WHAT NEEDS TO BE DONE: Scan the entries below and extract each line with the word "July" in it.

Dataset rows about figures:
## begin

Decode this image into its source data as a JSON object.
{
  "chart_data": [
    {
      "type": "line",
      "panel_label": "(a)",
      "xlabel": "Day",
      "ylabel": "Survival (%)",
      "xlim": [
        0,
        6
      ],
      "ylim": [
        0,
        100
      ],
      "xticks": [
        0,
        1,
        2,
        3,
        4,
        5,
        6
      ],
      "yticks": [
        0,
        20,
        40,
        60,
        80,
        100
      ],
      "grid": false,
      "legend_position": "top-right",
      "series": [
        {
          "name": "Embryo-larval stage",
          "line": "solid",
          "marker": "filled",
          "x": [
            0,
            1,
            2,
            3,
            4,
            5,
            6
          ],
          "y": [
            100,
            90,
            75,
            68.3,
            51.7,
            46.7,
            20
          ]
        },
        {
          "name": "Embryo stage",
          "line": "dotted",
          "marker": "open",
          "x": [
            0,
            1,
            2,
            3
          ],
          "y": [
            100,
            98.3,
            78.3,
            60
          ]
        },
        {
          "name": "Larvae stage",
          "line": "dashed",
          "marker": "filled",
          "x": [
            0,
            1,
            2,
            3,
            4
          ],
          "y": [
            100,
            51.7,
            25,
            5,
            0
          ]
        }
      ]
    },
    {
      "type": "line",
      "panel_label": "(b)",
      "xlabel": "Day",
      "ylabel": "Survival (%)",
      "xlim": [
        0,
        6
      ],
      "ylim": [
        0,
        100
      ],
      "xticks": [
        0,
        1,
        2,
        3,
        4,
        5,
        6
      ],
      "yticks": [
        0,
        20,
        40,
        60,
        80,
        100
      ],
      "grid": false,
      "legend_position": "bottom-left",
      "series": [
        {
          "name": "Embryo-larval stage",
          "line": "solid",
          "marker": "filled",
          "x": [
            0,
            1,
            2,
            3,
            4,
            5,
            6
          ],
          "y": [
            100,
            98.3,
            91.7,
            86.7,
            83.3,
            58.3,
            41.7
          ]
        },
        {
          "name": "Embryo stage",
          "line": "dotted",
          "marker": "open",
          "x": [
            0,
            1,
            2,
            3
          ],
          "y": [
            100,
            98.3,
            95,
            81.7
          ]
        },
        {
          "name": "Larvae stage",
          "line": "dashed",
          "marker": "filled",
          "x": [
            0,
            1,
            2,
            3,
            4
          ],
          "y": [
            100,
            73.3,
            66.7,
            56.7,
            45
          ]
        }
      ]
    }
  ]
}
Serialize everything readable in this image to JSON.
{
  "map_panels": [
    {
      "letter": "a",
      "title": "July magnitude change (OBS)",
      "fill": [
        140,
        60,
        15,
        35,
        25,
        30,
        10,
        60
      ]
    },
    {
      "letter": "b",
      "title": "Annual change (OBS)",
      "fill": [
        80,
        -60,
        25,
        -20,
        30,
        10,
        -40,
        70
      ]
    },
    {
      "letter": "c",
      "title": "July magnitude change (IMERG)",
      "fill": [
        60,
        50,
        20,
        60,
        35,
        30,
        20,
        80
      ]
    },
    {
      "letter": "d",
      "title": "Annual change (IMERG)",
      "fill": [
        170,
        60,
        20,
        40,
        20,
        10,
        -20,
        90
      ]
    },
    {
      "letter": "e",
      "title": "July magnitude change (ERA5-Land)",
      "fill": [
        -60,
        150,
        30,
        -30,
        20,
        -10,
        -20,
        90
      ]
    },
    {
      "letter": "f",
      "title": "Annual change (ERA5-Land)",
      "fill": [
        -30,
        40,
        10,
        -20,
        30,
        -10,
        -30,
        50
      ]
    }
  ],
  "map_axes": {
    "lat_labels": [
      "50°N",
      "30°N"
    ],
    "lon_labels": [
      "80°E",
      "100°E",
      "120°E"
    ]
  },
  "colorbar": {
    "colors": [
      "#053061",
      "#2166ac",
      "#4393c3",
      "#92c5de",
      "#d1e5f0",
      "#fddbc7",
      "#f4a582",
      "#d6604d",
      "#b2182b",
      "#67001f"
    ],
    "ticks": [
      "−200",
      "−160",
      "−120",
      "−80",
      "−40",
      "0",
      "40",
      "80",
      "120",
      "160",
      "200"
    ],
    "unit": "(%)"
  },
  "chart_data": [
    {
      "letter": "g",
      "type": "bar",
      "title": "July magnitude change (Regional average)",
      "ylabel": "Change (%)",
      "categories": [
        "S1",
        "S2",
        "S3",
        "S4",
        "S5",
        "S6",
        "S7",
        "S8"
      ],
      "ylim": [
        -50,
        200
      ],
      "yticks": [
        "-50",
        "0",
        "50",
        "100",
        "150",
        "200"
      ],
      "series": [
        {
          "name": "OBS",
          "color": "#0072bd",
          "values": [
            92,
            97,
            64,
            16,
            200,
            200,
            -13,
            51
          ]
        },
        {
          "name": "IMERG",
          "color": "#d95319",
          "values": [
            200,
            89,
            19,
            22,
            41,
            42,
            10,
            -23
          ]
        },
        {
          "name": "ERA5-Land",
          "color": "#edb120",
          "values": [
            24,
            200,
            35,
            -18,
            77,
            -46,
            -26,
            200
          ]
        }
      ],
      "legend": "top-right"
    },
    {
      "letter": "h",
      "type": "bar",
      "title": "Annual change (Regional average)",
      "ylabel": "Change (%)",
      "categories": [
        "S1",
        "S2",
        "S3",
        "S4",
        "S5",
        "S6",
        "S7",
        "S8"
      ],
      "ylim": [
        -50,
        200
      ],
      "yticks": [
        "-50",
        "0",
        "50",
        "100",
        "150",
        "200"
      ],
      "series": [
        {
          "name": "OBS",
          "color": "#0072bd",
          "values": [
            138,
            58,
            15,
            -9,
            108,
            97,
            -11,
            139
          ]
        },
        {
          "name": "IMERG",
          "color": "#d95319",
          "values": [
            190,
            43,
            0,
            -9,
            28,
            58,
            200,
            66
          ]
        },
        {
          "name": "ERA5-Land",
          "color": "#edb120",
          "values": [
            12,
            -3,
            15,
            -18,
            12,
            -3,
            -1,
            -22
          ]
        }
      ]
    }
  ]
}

## end

FINAL ANSWER:
      "title": "July magnitude change (OBS)",
      "title": "July magnitude change (IMERG)",
      "title": "July magnitude change (ERA5-Land)",
      "title": "July magnitude change (Regional average)",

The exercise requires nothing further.